## Directive
Gather all lines in the entries that include the word "values".

(Stored items)
— BEGIN —
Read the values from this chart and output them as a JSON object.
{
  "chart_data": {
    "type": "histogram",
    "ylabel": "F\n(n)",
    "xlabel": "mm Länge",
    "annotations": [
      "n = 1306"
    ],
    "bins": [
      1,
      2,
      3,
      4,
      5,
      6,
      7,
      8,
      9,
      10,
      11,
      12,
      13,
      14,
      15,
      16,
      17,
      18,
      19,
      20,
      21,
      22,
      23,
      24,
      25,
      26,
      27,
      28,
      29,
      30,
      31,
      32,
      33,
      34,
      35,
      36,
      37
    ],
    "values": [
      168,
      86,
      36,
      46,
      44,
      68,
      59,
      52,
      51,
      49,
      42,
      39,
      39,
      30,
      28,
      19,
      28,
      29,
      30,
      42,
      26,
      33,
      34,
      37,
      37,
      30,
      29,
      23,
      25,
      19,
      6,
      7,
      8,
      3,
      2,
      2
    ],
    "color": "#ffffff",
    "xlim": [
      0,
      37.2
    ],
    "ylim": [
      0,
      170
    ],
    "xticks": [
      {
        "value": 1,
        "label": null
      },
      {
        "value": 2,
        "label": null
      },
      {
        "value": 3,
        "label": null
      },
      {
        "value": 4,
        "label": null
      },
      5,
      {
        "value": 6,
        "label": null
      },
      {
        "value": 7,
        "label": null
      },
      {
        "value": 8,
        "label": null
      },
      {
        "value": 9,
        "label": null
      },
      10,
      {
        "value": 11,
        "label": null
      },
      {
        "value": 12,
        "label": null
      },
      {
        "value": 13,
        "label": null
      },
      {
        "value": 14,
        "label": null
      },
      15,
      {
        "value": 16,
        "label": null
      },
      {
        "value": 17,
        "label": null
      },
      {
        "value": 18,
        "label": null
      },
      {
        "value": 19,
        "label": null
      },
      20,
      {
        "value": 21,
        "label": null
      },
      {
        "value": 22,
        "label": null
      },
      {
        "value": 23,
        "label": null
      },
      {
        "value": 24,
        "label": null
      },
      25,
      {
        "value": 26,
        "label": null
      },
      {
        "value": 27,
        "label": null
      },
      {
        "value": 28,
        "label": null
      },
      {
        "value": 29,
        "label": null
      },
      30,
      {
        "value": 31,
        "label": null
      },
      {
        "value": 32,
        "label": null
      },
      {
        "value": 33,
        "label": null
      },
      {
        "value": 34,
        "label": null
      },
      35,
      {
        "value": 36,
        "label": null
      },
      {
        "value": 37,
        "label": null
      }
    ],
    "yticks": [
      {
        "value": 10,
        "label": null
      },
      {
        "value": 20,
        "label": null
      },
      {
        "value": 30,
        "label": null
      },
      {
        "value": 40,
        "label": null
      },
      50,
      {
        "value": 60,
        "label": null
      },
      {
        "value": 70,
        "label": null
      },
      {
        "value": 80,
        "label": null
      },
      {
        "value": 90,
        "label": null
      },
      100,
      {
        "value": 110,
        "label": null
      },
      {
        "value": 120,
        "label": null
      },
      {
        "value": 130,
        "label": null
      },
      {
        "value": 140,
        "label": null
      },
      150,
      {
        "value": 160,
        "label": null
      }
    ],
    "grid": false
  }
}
— END —
## Response for this exercise
Read the values from this chart and output them as a JSON object.
    "values": [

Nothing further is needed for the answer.